* _Dataset_:
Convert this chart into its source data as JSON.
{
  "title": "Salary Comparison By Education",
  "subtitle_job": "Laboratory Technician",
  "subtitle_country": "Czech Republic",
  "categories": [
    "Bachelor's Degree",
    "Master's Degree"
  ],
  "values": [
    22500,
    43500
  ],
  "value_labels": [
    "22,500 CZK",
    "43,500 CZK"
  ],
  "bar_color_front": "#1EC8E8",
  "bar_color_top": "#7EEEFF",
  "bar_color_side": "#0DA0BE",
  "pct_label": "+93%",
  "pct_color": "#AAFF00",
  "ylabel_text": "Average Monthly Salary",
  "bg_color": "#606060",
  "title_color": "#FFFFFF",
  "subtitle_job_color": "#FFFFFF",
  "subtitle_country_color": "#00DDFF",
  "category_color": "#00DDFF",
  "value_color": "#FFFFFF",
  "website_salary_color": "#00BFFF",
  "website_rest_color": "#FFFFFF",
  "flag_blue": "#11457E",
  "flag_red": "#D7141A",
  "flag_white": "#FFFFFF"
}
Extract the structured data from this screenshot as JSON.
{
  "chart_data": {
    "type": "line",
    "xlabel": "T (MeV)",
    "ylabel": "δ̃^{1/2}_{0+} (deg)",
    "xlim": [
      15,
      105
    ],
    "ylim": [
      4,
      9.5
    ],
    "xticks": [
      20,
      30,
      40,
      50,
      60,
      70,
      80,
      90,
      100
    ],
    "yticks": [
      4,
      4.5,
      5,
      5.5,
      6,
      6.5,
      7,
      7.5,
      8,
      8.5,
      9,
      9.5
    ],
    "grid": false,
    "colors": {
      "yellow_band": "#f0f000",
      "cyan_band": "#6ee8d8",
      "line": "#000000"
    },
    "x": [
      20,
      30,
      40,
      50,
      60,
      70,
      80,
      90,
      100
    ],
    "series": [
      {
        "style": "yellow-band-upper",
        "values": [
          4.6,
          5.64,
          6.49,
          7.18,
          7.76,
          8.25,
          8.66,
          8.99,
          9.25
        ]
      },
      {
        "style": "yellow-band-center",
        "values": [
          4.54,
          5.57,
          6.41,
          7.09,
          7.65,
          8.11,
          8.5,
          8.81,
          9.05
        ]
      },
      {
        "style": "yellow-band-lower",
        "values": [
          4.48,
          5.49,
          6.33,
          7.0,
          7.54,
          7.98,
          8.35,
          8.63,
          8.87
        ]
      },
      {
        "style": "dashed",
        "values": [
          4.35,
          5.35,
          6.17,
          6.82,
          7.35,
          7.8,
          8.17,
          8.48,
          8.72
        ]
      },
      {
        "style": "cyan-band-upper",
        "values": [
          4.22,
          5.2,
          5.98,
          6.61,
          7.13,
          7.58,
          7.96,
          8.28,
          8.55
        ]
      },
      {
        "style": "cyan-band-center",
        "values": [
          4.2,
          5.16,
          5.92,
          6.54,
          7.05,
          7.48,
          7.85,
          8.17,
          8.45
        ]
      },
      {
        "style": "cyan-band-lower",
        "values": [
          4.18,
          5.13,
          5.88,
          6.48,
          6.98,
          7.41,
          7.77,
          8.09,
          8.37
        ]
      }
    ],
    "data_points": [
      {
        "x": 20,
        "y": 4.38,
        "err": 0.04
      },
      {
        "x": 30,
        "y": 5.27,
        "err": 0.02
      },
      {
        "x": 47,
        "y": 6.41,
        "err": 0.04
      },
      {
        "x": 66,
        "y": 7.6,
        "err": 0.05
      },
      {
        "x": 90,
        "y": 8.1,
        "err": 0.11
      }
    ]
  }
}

* _Stated goal_: Check each line of the entries above for the word "center". List the ones that have it.

* _Answer below_:
        "style": "yellow-band-center",
        "style": "cyan-band-center",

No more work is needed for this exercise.